• STATED GOAL: Where a line in the listing contains the string "gray", copy that line out.

START DATA SHOWN

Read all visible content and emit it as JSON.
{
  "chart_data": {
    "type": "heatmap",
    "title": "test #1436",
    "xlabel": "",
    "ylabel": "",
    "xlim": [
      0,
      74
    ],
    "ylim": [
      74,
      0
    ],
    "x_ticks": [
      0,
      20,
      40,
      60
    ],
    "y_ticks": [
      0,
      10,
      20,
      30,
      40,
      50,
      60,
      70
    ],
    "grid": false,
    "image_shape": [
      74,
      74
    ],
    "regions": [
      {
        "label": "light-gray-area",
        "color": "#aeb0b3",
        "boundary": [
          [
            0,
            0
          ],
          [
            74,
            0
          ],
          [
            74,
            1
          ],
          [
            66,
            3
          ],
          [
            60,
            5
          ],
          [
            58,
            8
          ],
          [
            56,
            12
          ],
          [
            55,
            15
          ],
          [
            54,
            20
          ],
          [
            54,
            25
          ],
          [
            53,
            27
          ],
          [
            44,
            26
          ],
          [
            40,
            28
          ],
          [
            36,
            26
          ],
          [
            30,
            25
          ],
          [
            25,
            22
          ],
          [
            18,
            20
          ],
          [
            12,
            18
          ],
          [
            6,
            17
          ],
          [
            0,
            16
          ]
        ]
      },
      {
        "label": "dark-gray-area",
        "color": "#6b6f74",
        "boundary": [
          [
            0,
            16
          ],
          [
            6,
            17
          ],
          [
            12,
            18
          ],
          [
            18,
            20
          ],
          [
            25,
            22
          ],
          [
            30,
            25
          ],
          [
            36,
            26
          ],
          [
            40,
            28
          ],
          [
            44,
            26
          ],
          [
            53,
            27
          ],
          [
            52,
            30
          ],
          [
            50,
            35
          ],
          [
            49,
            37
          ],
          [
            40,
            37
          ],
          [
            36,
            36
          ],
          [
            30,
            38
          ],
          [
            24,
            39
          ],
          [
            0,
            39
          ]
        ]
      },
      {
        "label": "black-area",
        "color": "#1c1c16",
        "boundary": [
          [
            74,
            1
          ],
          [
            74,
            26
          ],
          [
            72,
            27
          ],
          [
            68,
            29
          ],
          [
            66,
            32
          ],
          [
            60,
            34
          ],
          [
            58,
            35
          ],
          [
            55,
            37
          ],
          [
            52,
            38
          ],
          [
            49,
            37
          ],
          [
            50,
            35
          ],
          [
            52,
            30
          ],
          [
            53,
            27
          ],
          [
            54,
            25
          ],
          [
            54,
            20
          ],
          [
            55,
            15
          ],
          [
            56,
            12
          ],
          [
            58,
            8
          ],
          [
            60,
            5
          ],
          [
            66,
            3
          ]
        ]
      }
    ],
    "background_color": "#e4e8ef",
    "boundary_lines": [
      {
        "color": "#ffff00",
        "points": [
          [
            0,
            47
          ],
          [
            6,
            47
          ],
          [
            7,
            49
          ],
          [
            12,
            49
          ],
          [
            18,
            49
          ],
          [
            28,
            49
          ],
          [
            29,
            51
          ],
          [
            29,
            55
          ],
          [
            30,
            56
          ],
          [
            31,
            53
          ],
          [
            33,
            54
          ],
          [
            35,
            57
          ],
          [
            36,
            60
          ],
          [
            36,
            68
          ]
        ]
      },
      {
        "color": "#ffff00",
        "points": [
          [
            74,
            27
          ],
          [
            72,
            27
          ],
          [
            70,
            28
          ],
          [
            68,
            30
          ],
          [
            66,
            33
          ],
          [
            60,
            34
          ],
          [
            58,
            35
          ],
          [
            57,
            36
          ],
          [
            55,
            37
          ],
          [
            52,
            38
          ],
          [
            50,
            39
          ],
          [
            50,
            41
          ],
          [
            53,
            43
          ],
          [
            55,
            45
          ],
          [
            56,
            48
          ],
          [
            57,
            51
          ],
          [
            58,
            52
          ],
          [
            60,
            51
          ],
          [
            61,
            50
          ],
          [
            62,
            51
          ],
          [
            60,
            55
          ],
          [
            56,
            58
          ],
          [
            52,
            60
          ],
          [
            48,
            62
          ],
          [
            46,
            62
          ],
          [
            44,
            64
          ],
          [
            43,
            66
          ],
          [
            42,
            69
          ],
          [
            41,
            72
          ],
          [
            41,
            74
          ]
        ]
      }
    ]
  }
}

END DATA SHOWN

• EXERCISE RESPONSE:
        "label": "light-gray-area",
        "label": "dark-gray-area",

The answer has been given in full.